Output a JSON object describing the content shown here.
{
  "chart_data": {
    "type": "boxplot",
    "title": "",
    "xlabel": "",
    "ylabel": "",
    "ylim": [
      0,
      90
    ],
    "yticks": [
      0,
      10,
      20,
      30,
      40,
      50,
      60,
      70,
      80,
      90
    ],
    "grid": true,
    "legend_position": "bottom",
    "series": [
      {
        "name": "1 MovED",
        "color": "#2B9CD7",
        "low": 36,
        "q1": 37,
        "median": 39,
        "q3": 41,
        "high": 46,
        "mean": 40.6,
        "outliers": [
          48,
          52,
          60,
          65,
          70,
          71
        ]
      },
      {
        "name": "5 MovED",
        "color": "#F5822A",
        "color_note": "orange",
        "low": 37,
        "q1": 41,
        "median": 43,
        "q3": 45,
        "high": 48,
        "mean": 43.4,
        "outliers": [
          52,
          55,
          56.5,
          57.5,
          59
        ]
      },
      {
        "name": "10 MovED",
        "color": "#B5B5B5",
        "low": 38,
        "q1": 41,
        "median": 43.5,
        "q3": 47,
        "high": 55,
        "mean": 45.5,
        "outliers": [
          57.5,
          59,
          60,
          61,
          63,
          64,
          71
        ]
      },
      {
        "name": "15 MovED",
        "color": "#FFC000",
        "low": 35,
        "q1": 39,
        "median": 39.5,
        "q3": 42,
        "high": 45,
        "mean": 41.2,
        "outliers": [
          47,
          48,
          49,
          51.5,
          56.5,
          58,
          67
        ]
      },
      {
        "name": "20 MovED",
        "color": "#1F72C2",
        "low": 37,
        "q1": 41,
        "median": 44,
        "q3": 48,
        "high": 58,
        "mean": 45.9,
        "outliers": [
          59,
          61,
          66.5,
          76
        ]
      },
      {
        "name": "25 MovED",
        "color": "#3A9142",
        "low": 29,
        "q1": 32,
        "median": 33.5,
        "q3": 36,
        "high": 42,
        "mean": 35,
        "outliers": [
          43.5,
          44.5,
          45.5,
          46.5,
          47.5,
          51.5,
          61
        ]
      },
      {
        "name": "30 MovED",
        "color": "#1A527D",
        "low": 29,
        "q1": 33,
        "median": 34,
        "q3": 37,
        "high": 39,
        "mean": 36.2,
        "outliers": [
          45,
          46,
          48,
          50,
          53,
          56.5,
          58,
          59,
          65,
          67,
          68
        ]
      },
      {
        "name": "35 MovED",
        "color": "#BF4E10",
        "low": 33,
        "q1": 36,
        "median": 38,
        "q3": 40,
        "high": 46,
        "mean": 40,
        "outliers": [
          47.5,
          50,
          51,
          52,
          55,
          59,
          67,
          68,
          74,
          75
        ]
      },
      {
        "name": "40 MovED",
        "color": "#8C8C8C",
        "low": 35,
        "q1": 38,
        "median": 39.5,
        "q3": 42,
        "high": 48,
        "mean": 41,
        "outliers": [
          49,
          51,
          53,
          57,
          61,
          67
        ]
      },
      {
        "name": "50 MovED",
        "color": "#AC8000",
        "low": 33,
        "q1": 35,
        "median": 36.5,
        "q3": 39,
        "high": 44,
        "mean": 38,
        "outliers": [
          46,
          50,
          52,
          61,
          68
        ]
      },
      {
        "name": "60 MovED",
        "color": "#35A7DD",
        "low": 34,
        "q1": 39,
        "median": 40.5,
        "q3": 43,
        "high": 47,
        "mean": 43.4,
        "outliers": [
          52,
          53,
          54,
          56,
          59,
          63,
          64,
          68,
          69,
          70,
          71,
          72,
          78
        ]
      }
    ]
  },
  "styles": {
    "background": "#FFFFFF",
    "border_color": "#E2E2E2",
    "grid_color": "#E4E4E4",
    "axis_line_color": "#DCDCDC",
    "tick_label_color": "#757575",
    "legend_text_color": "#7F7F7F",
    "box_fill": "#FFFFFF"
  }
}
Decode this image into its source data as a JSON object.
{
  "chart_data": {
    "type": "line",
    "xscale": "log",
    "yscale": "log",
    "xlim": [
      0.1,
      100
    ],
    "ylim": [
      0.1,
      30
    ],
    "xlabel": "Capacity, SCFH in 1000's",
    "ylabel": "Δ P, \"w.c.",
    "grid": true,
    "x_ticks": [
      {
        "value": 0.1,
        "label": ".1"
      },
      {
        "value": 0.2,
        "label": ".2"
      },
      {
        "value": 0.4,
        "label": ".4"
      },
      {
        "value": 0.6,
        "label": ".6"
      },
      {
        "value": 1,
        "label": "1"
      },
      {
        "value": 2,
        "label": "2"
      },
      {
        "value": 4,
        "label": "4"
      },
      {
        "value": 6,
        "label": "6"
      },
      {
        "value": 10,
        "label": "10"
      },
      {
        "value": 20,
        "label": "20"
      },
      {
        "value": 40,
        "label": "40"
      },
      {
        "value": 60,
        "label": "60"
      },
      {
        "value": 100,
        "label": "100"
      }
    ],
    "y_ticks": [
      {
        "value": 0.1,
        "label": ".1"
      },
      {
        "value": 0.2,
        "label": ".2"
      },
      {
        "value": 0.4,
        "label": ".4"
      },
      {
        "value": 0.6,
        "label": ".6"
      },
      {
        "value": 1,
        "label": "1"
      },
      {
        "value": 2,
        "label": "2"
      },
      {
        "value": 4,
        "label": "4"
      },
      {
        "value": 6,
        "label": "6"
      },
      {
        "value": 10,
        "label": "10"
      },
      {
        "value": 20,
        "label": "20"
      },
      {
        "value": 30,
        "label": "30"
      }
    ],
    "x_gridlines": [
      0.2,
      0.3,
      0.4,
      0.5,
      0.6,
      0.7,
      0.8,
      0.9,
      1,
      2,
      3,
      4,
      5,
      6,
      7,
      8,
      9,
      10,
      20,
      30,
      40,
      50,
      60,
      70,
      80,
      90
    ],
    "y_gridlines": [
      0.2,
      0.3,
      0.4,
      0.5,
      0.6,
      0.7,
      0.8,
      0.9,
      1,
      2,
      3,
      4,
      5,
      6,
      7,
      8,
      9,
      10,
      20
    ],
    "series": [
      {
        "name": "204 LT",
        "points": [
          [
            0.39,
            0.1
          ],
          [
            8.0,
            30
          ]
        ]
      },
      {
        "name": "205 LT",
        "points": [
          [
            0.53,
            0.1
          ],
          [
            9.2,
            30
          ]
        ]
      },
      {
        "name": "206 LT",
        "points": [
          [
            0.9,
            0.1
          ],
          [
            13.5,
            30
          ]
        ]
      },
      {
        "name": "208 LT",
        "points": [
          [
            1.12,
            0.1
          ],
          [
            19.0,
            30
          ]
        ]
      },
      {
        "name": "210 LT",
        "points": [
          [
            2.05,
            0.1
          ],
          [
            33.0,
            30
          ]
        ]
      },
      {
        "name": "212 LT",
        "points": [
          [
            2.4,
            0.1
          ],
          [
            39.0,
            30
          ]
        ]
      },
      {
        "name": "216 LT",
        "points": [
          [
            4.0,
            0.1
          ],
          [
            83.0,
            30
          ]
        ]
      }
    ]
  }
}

The task -
The records above should be duplicated in full, exactly as given.

Answer to this task -
Output a JSON object describing the content shown here.
{
  "chart_data": {
    "type": "boxplot",
    "title": "",
    "xlabel": "",
    "ylabel": "",
    "ylim": [
      0,
      90
    ],
    "yticks": [
      0,
      10,
      20,
      30,
      40,
      50,
      60,
      70,
      80,
      90
    ],
    "grid": true,
    "legend_position": "bottom",
    "series": [
      {
        "name": "1 MovED",
        "color": "#2B9CD7",
        "low": 36,
        "q1": 37,
        "median": 39,
        "q3": 41,
        "high": 46,
        "mean": 40.6,
        "outliers": [
          48,
          52,
          60,
          65,
          70,
          71
        ]
      },
      {
        "name": "5 MovED",
        "color": "#F5822A",
        "color_note": "orange",
        "low": 37,
        "q1": 41,
        "median": 43,
        "q3": 45,
        "high": 48,
        "mean": 43.4,
        "outliers": [
          52,
          55,
          56.5,
          57.5,
          59
        ]
      },
      {
        "name": "10 MovED",
        "color": "#B5B5B5",
        "low": 38,
        "q1": 41,
        "median": 43.5,
        "q3": 47,
        "high": 55,
        "mean": 45.5,
        "outliers": [
          57.5,
          59,
          60,
          61,
          63,
          64,
          71
        ]
      },
      {
        "name": "15 MovED",
        "color": "#FFC000",
        "low": 35,
        "q1": 39,
        "median": 39.5,
        "q3": 42,
        "high": 45,
        "mean": 41.2,
        "outliers": [
          47,
          48,
          49,
          51.5,
          56.5,
          58,
          67
        ]
      },
      {
        "name": "20 MovED",
        "color": "#1F72C2",
        "low": 37,
        "q1": 41,
        "median": 44,
        "q3": 48,
        "high": 58,
        "mean": 45.9,
        "outliers": [
          59,
          61,
          66.5,
          76
        ]
      },
      {
        "name": "25 MovED",
        "color": "#3A9142",
        "low": 29,
        "q1": 32,
        "median": 33.5,
        "q3": 36,
        "high": 42,
        "mean": 35,
        "outliers": [
          43.5,
          44.5,
          45.5,
          46.5,
          47.5,
          51.5,
          61
        ]
      },
      {
        "name": "30 MovED",
        "color": "#1A527D",
        "low": 29,
        "q1": 33,
        "median": 34,
        "q3": 37,
        "high": 39,
        "mean": 36.2,
        "outliers": [
          45,
          46,
          48,
          50,
          53,
          56.5,
          58,
          59,
          65,
          67,
          68
        ]
      },
      {
        "name": "35 MovED",
        "color": "#BF4E10",
        "low": 33,
        "q1": 36,
        "median": 38,
        "q3": 40,
        "high": 46,
        "mean": 40,
        "outliers": [
          47.5,
          50,
          51,
          52,
          55,
          59,
          67,
          68,
          74,
          75
        ]
      },
      {
        "name": "40 MovED",
        "color": "#8C8C8C",
        "low": 35,
        "q1": 38,
        "median": 39.5,
        "q3": 42,
        "high": 48,
        "mean": 41,
        "outliers": [
          49,
          51,
          53,
          57,
          61,
          67
        ]
      },
      {
        "name": "50 MovED",
        "color": "#AC8000",
        "low": 33,
        "q1": 35,
        "median": 36.5,
        "q3": 39,
        "high": 44,
        "mean": 38,
        "outliers": [
          46,
          50,
          52,
          61,
          68
        ]
      },
      {
        "name": "60 MovED",
        "color": "#35A7DD",
        "low": 34,
        "q1": 39,
        "median": 40.5,
        "q3": 43,
        "high": 47,
        "mean": 43.4,
        "outliers": [
          52,
          53,
          54,
          56,
          59,
          63,
          64,
          68,
          69,
          70,
          71,
          72,
          78
        ]
      }
    ]
  },
  "styles": {
    "background": "#FFFFFF",
    "border_color": "#E2E2E2",
    "grid_color": "#E4E4E4",
    "axis_line_color": "#DCDCDC",
    "tick_label_color": "#757575",
    "legend_text_color": "#7F7F7F",
    "box_fill": "#FFFFFF"
  }
}
Decode this image into its source data as a JSON object.
{
  "chart_data": {
    "type": "line",
    "xscale": "log",
    "yscale": "log",
    "xlim": [
      0.1,
      100
    ],
    "ylim": [
      0.1,
      30
    ],
    "xlabel": "Capacity, SCFH in 1000's",
    "ylabel": "Δ P, \"w.c.",
    "grid": true,
    "x_ticks": [
      {
        "value": 0.1,
        "label": ".1"
      },
      {
        "value": 0.2,
        "label": ".2"
      },
      {
        "value": 0.4,
        "label": ".4"
      },
      {
        "value": 0.6,
        "label": ".6"
      },
      {
        "value": 1,
        "label": "1"
      },
      {
        "value": 2,
        "label": "2"
      },
      {
        "value": 4,
        "label": "4"
      },
      {
        "value": 6,
        "label": "6"
      },
      {
        "value": 10,
        "label": "10"
      },
      {
        "value": 20,
        "label": "20"
      },
      {
        "value": 40,
        "label": "40"
      },
      {
        "value": 60,
        "label": "60"
      },
      {
        "value": 100,
        "label": "100"
      }
    ],
    "y_ticks": [
      {
        "value": 0.1,
        "label": ".1"
      },
      {
        "value": 0.2,
        "label": ".2"
      },
      {
        "value": 0.4,
        "label": ".4"
      },
      {
        "value": 0.6,
        "label": ".6"
      },
      {
        "value": 1,
        "label": "1"
      },
      {
        "value": 2,
        "label": "2"
      },
      {
        "value": 4,
        "label": "4"
      },
      {
        "value": 6,
        "label": "6"
      },
      {
        "value": 10,
        "label": "10"
      },
      {
        "value": 20,
        "label": "20"
      },
      {
        "value": 30,
        "label": "30"
      }
    ],
    "x_gridlines": [
      0.2,
      0.3,
      0.4,
      0.5,
      0.6,
      0.7,
      0.8,
      0.9,
      1,
      2,
      3,
      4,
      5,
      6,
      7,
      8,
      9,
      10,
      20,
      30,
      40,
      50,
      60,
      70,
      80,
      90
    ],
    "y_gridlines": [
      0.2,
      0.3,
      0.4,
      0.5,
      0.6,
      0.7,
      0.8,
      0.9,
      1,
      2,
      3,
      4,
      5,
      6,
      7,
      8,
      9,
      10,
      20
    ],
    "series": [
      {
        "name": "204 LT",
        "points": [
          [
            0.39,
            0.1
          ],
          [
            8.0,
            30
          ]
        ]
      },
      {
        "name": "205 LT",
        "points": [
          [
            0.53,
            0.1
          ],
          [
            9.2,
            30
          ]
        ]
      },
      {
        "name": "206 LT",
        "points": [
          [
            0.9,
            0.1
          ],
          [
            13.5,
            30
          ]
        ]
      },
      {
        "name": "208 LT",
        "points": [
          [
            1.12,
            0.1
          ],
          [
            19.0,
            30
          ]
        ]
      },
      {
        "name": "210 LT",
        "points": [
          [
            2.05,
            0.1
          ],
          [
            33.0,
            30
          ]
        ]
      },
      {
        "name": "212 LT",
        "points": [
          [
            2.4,
            0.1
          ],
          [
            39.0,
            30
          ]
        ]
      },
      {
        "name": "216 LT",
        "points": [
          [
            4.0,
            0.1
          ],
          [
            83.0,
            30
          ]
        ]
      }
    ]
  }
}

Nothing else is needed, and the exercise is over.